--- BEGIN Data rows ---

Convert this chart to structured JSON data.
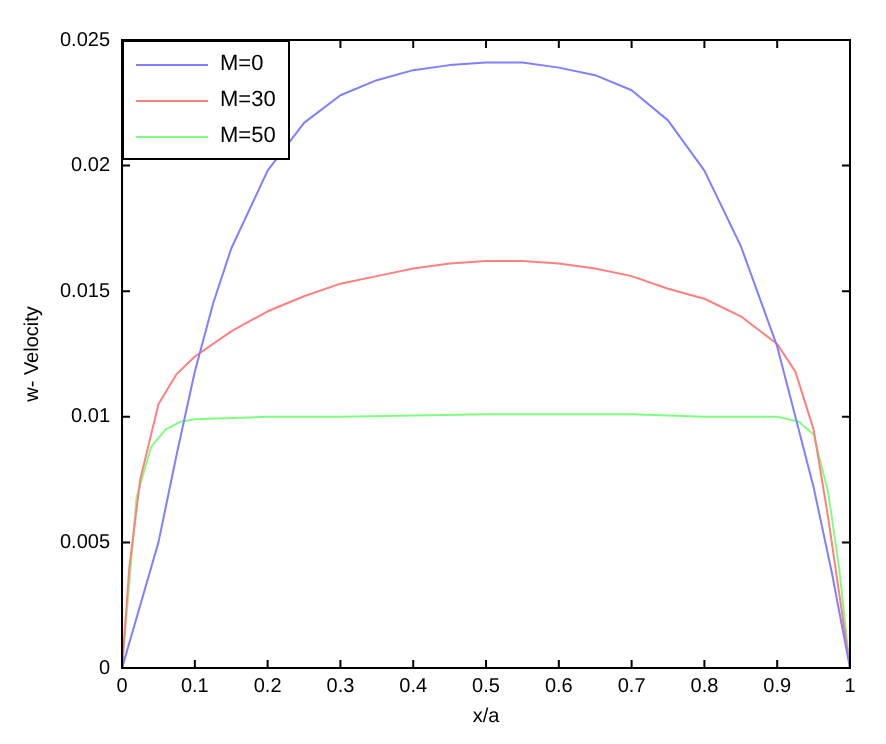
{
  "chart_data": {
    "type": "line",
    "xlabel": "x/a",
    "ylabel": "w- Velocity",
    "xlim": [
      0,
      1
    ],
    "ylim": [
      0,
      0.025
    ],
    "xticks": [
      0,
      0.1,
      0.2,
      0.3,
      0.4,
      0.5,
      0.6,
      0.7,
      0.8,
      0.9,
      1
    ],
    "yticks": [
      0,
      0.005,
      0.01,
      0.015,
      0.02,
      0.025
    ],
    "grid": false,
    "legend": "top left",
    "marker": "none",
    "line_style": "solid",
    "series": [
      {
        "name": "M=0",
        "color": "#7f7fff",
        "x": [
          0,
          0.025,
          0.05,
          0.075,
          0.1,
          0.125,
          0.15,
          0.2,
          0.25,
          0.3,
          0.35,
          0.4,
          0.45,
          0.5,
          0.55,
          0.6,
          0.65,
          0.7,
          0.75,
          0.8,
          0.85,
          0.9,
          0.925,
          0.95,
          0.975,
          1
        ],
        "values": [
          0,
          0.0025,
          0.005,
          0.0085,
          0.0118,
          0.0145,
          0.0167,
          0.0198,
          0.0217,
          0.0228,
          0.0234,
          0.0238,
          0.024,
          0.0241,
          0.0241,
          0.0239,
          0.0236,
          0.023,
          0.0218,
          0.0198,
          0.0168,
          0.0128,
          0.01,
          0.0072,
          0.0038,
          0
        ]
      },
      {
        "name": "M=30",
        "color": "#ff7f7f",
        "x": [
          0,
          0.01,
          0.025,
          0.05,
          0.075,
          0.1,
          0.15,
          0.2,
          0.25,
          0.3,
          0.35,
          0.4,
          0.45,
          0.5,
          0.55,
          0.6,
          0.65,
          0.7,
          0.75,
          0.8,
          0.85,
          0.9,
          0.925,
          0.95,
          0.97,
          0.985,
          1
        ],
        "values": [
          0,
          0.004,
          0.0075,
          0.0105,
          0.0117,
          0.0124,
          0.0134,
          0.0142,
          0.0148,
          0.0153,
          0.0156,
          0.0159,
          0.0161,
          0.0162,
          0.0162,
          0.0161,
          0.0159,
          0.0156,
          0.0151,
          0.0147,
          0.014,
          0.0129,
          0.0118,
          0.0095,
          0.006,
          0.003,
          0
        ]
      },
      {
        "name": "M=50",
        "color": "#7fff7f",
        "x": [
          0,
          0.02,
          0.04,
          0.06,
          0.08,
          0.1,
          0.2,
          0.3,
          0.5,
          0.7,
          0.8,
          0.9,
          0.93,
          0.95,
          0.97,
          0.985,
          1
        ],
        "values": [
          0,
          0.0068,
          0.0088,
          0.0095,
          0.0098,
          0.0099,
          0.01,
          0.01,
          0.0101,
          0.0101,
          0.01,
          0.01,
          0.0098,
          0.0093,
          0.007,
          0.004,
          0
        ]
      }
    ]
  }
}
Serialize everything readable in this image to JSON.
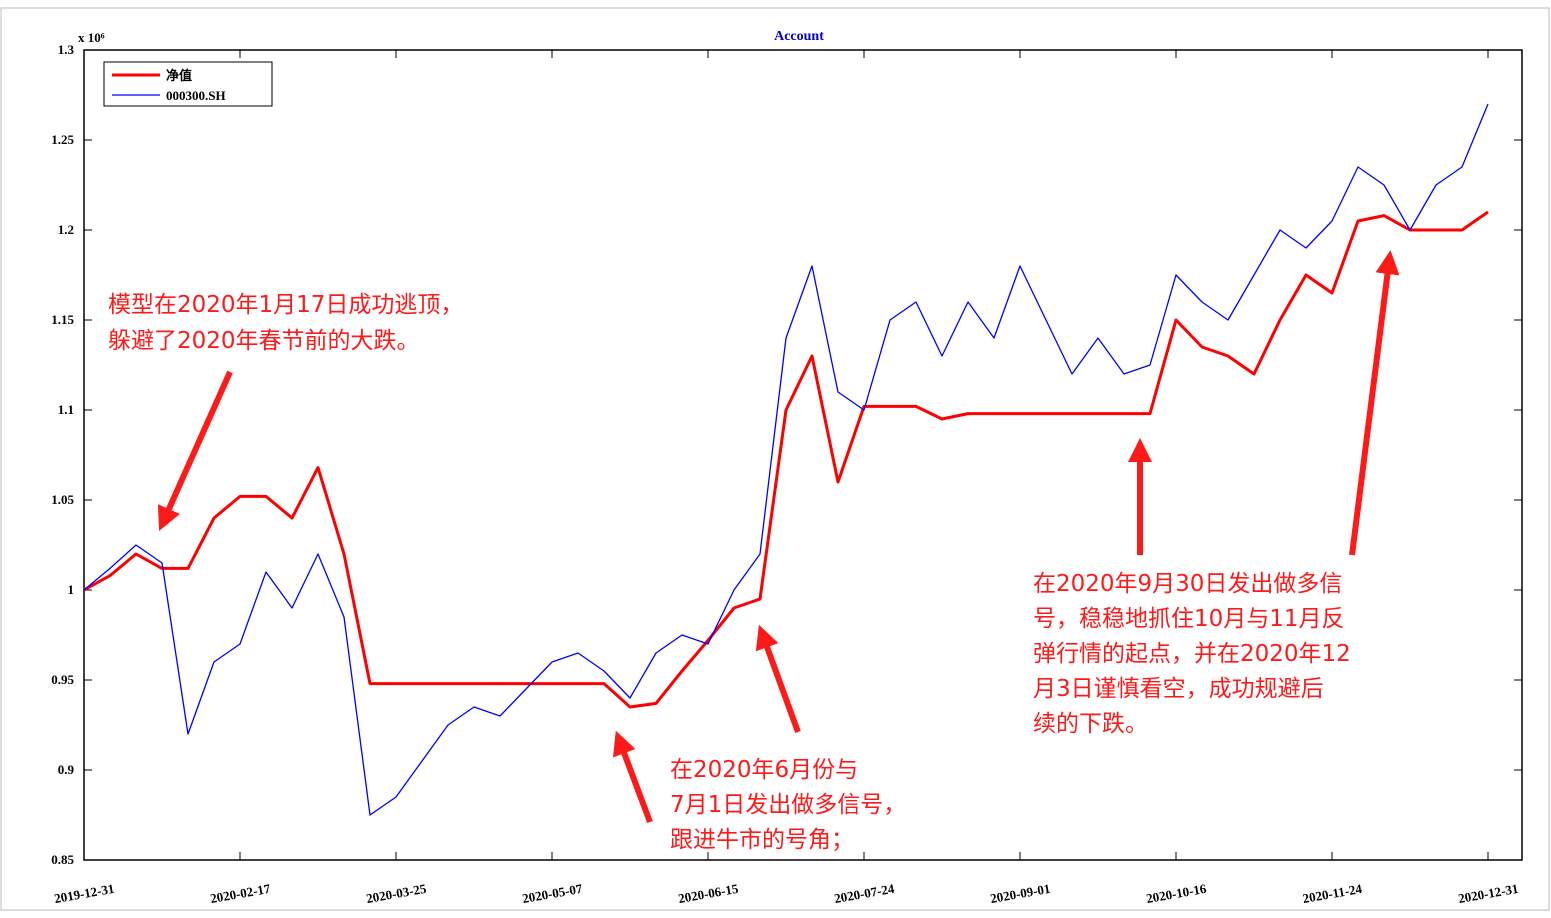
{
  "chart_data": {
    "type": "line",
    "title": "Account",
    "y_multiplier": "x 10⁶",
    "x": [
      "2019-12-31",
      "2020-01-07",
      "2020-01-14",
      "2020-01-21",
      "2020-02-05",
      "2020-02-11",
      "2020-02-17",
      "2020-02-24",
      "2020-02-28",
      "2020-03-06",
      "2020-03-12",
      "2020-03-19",
      "2020-03-25",
      "2020-04-01",
      "2020-04-09",
      "2020-04-16",
      "2020-04-23",
      "2020-04-30",
      "2020-05-07",
      "2020-05-14",
      "2020-05-21",
      "2020-05-28",
      "2020-06-03",
      "2020-06-09",
      "2020-06-15",
      "2020-06-19",
      "2020-06-30",
      "2020-07-07",
      "2020-07-13",
      "2020-07-17",
      "2020-07-24",
      "2020-07-30",
      "2020-08-05",
      "2020-08-12",
      "2020-08-18",
      "2020-08-25",
      "2020-09-01",
      "2020-09-08",
      "2020-09-15",
      "2020-09-22",
      "2020-09-28",
      "2020-10-12",
      "2020-10-16",
      "2020-10-22",
      "2020-10-28",
      "2020-11-04",
      "2020-11-10",
      "2020-11-17",
      "2020-11-24",
      "2020-12-01",
      "2020-12-07",
      "2020-12-11",
      "2020-12-17",
      "2020-12-24",
      "2020-12-31"
    ],
    "series": [
      {
        "name": "净值",
        "color": "#ff0000",
        "width": 3,
        "values": [
          1.0,
          1.008,
          1.02,
          1.012,
          1.012,
          1.04,
          1.052,
          1.052,
          1.04,
          1.068,
          1.02,
          0.948,
          0.948,
          0.948,
          0.948,
          0.948,
          0.948,
          0.948,
          0.948,
          0.948,
          0.948,
          0.935,
          0.937,
          0.955,
          0.972,
          0.99,
          0.995,
          1.1,
          1.13,
          1.06,
          1.102,
          1.102,
          1.102,
          1.095,
          1.098,
          1.098,
          1.098,
          1.098,
          1.098,
          1.098,
          1.098,
          1.098,
          1.15,
          1.135,
          1.13,
          1.12,
          1.15,
          1.175,
          1.165,
          1.205,
          1.208,
          1.2,
          1.2,
          1.2,
          1.21
        ]
      },
      {
        "name": "000300.SH",
        "color": "#0000ff",
        "width": 1.3,
        "values": [
          1.0,
          1.012,
          1.025,
          1.015,
          0.92,
          0.96,
          0.97,
          1.01,
          0.99,
          1.02,
          0.985,
          0.875,
          0.885,
          0.905,
          0.925,
          0.935,
          0.93,
          0.945,
          0.96,
          0.965,
          0.955,
          0.94,
          0.965,
          0.975,
          0.97,
          1.0,
          1.02,
          1.14,
          1.18,
          1.11,
          1.1,
          1.15,
          1.16,
          1.13,
          1.16,
          1.14,
          1.18,
          1.15,
          1.12,
          1.14,
          1.12,
          1.125,
          1.175,
          1.16,
          1.15,
          1.175,
          1.2,
          1.19,
          1.205,
          1.235,
          1.225,
          1.2,
          1.225,
          1.235,
          1.27
        ]
      }
    ],
    "xticks": [
      "2019-12-31",
      "2020-02-17",
      "2020-03-25",
      "2020-05-07",
      "2020-06-15",
      "2020-07-24",
      "2020-09-01",
      "2020-10-16",
      "2020-11-24",
      "2020-12-31"
    ],
    "ylim": [
      0.85,
      1.3
    ],
    "yticks": [
      0.85,
      0.9,
      0.95,
      1,
      1.05,
      1.1,
      1.15,
      1.2,
      1.25,
      1.3
    ],
    "grid": false,
    "legend": "upper left",
    "annotations": [
      [
        "模型在2020年1月17日成功逃顶，",
        "躲避了2020年春节前的大跌。"
      ],
      [
        "在2020年6月份与",
        "7月1日发出做多信号，",
        "跟进牛市的号角；"
      ],
      [
        "在2020年9月30日发出做多信",
        "号，稳稳地抓住10月与11月反",
        "弹行情的起点，并在2020年12",
        "月3日谨慎看空，成功规避后",
        "续的下跌。"
      ]
    ]
  }
}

--- END Data rows ---

> **Your task**
Write out the entries above word for word. Do not include the pictures.

> **Worked solution**
Convert this chart to structured JSON data.
{
  "chart_data": {
    "type": "line",
    "xlabel": "x/a",
    "ylabel": "w- Velocity",
    "xlim": [
      0,
      1
    ],
    "ylim": [
      0,
      0.025
    ],
    "xticks": [
      0,
      0.1,
      0.2,
      0.3,
      0.4,
      0.5,
      0.6,
      0.7,
      0.8,
      0.9,
      1
    ],
    "yticks": [
      0,
      0.005,
      0.01,
      0.015,
      0.02,
      0.025
    ],
    "grid": false,
    "legend": "top left",
    "marker": "none",
    "line_style": "solid",
    "series": [
      {
        "name": "M=0",
        "color": "#7f7fff",
        "x": [
          0,
          0.025,
          0.05,
          0.075,
          0.1,
          0.125,
          0.15,
          0.2,
          0.25,
          0.3,
          0.35,
          0.4,
          0.45,
          0.5,
          0.55,
          0.6,
          0.65,
          0.7,
          0.75,
          0.8,
          0.85,
          0.9,
          0.925,
          0.95,
          0.975,
          1
        ],
        "values": [
          0,
          0.0025,
          0.005,
          0.0085,
          0.0118,
          0.0145,
          0.0167,
          0.0198,
          0.0217,
          0.0228,
          0.0234,
          0.0238,
          0.024,
          0.0241,
          0.0241,
          0.0239,
          0.0236,
          0.023,
          0.0218,
          0.0198,
          0.0168,
          0.0128,
          0.01,
          0.0072,
          0.0038,
          0
        ]
      },
      {
        "name": "M=30",
        "color": "#ff7f7f",
        "x": [
          0,
          0.01,
          0.025,
          0.05,
          0.075,
          0.1,
          0.15,
          0.2,
          0.25,
          0.3,
          0.35,
          0.4,
          0.45,
          0.5,
          0.55,
          0.6,
          0.65,
          0.7,
          0.75,
          0.8,
          0.85,
          0.9,
          0.925,
          0.95,
          0.97,
          0.985,
          1
        ],
        "values": [
          0,
          0.004,
          0.0075,
          0.0105,
          0.0117,
          0.0124,
          0.0134,
          0.0142,
          0.0148,
          0.0153,
          0.0156,
          0.0159,
          0.0161,
          0.0162,
          0.0162,
          0.0161,
          0.0159,
          0.0156,
          0.0151,
          0.0147,
          0.014,
          0.0129,
          0.0118,
          0.0095,
          0.006,
          0.003,
          0
        ]
      },
      {
        "name": "M=50",
        "color": "#7fff7f",
        "x": [
          0,
          0.02,
          0.04,
          0.06,
          0.08,
          0.1,
          0.2,
          0.3,
          0.5,
          0.7,
          0.8,
          0.9,
          0.93,
          0.95,
          0.97,
          0.985,
          1
        ],
        "values": [
          0,
          0.0068,
          0.0088,
          0.0095,
          0.0098,
          0.0099,
          0.01,
          0.01,
          0.0101,
          0.0101,
          0.01,
          0.01,
          0.0098,
          0.0093,
          0.007,
          0.004,
          0
        ]
      }
    ]
  }
}
Serialize everything readable in this image to JSON.
{
  "chart_data": {
    "type": "line",
    "title": "Account",
    "y_multiplier": "x 10⁶",
    "x": [
      "2019-12-31",
      "2020-01-07",
      "2020-01-14",
      "2020-01-21",
      "2020-02-05",
      "2020-02-11",
      "2020-02-17",
      "2020-02-24",
      "2020-02-28",
      "2020-03-06",
      "2020-03-12",
      "2020-03-19",
      "2020-03-25",
      "2020-04-01",
      "2020-04-09",
      "2020-04-16",
      "2020-04-23",
      "2020-04-30",
      "2020-05-07",
      "2020-05-14",
      "2020-05-21",
      "2020-05-28",
      "2020-06-03",
      "2020-06-09",
      "2020-06-15",
      "2020-06-19",
      "2020-06-30",
      "2020-07-07",
      "2020-07-13",
      "2020-07-17",
      "2020-07-24",
      "2020-07-30",
      "2020-08-05",
      "2020-08-12",
      "2020-08-18",
      "2020-08-25",
      "2020-09-01",
      "2020-09-08",
      "2020-09-15",
      "2020-09-22",
      "2020-09-28",
      "2020-10-12",
      "2020-10-16",
      "2020-10-22",
      "2020-10-28",
      "2020-11-04",
      "2020-11-10",
      "2020-11-17",
      "2020-11-24",
      "2020-12-01",
      "2020-12-07",
      "2020-12-11",
      "2020-12-17",
      "2020-12-24",
      "2020-12-31"
    ],
    "series": [
      {
        "name": "净值",
        "color": "#ff0000",
        "width": 3,
        "values": [
          1.0,
          1.008,
          1.02,
          1.012,
          1.012,
          1.04,
          1.052,
          1.052,
          1.04,
          1.068,
          1.02,
          0.948,
          0.948,
          0.948,
          0.948,
          0.948,
          0.948,
          0.948,
          0.948,
          0.948,
          0.948,
          0.935,
          0.937,
          0.955,
          0.972,
          0.99,
          0.995,
          1.1,
          1.13,
          1.06,
          1.102,
          1.102,
          1.102,
          1.095,
          1.098,
          1.098,
          1.098,
          1.098,
          1.098,
          1.098,
          1.098,
          1.098,
          1.15,
          1.135,
          1.13,
          1.12,
          1.15,
          1.175,
          1.165,
          1.205,
          1.208,
          1.2,
          1.2,
          1.2,
          1.21
        ]
      },
      {
        "name": "000300.SH",
        "color": "#0000ff",
        "width": 1.3,
        "values": [
          1.0,
          1.012,
          1.025,
          1.015,
          0.92,
          0.96,
          0.97,
          1.01,
          0.99,
          1.02,
          0.985,
          0.875,
          0.885,
          0.905,
          0.925,
          0.935,
          0.93,
          0.945,
          0.96,
          0.965,
          0.955,
          0.94,
          0.965,
          0.975,
          0.97,
          1.0,
          1.02,
          1.14,
          1.18,
          1.11,
          1.1,
          1.15,
          1.16,
          1.13,
          1.16,
          1.14,
          1.18,
          1.15,
          1.12,
          1.14,
          1.12,
          1.125,
          1.175,
          1.16,
          1.15,
          1.175,
          1.2,
          1.19,
          1.205,
          1.235,
          1.225,
          1.2,
          1.225,
          1.235,
          1.27
        ]
      }
    ],
    "xticks": [
      "2019-12-31",
      "2020-02-17",
      "2020-03-25",
      "2020-05-07",
      "2020-06-15",
      "2020-07-24",
      "2020-09-01",
      "2020-10-16",
      "2020-11-24",
      "2020-12-31"
    ],
    "ylim": [
      0.85,
      1.3
    ],
    "yticks": [
      0.85,
      0.9,
      0.95,
      1,
      1.05,
      1.1,
      1.15,
      1.2,
      1.25,
      1.3
    ],
    "grid": false,
    "legend": "upper left",
    "annotations": [
      [
        "模型在2020年1月17日成功逃顶，",
        "躲避了2020年春节前的大跌。"
      ],
      [
        "在2020年6月份与",
        "7月1日发出做多信号，",
        "跟进牛市的号角；"
      ],
      [
        "在2020年9月30日发出做多信",
        "号，稳稳地抓住10月与11月反",
        "弹行情的起点，并在2020年12",
        "月3日谨慎看空，成功规避后",
        "续的下跌。"
      ]
    ]
  }
}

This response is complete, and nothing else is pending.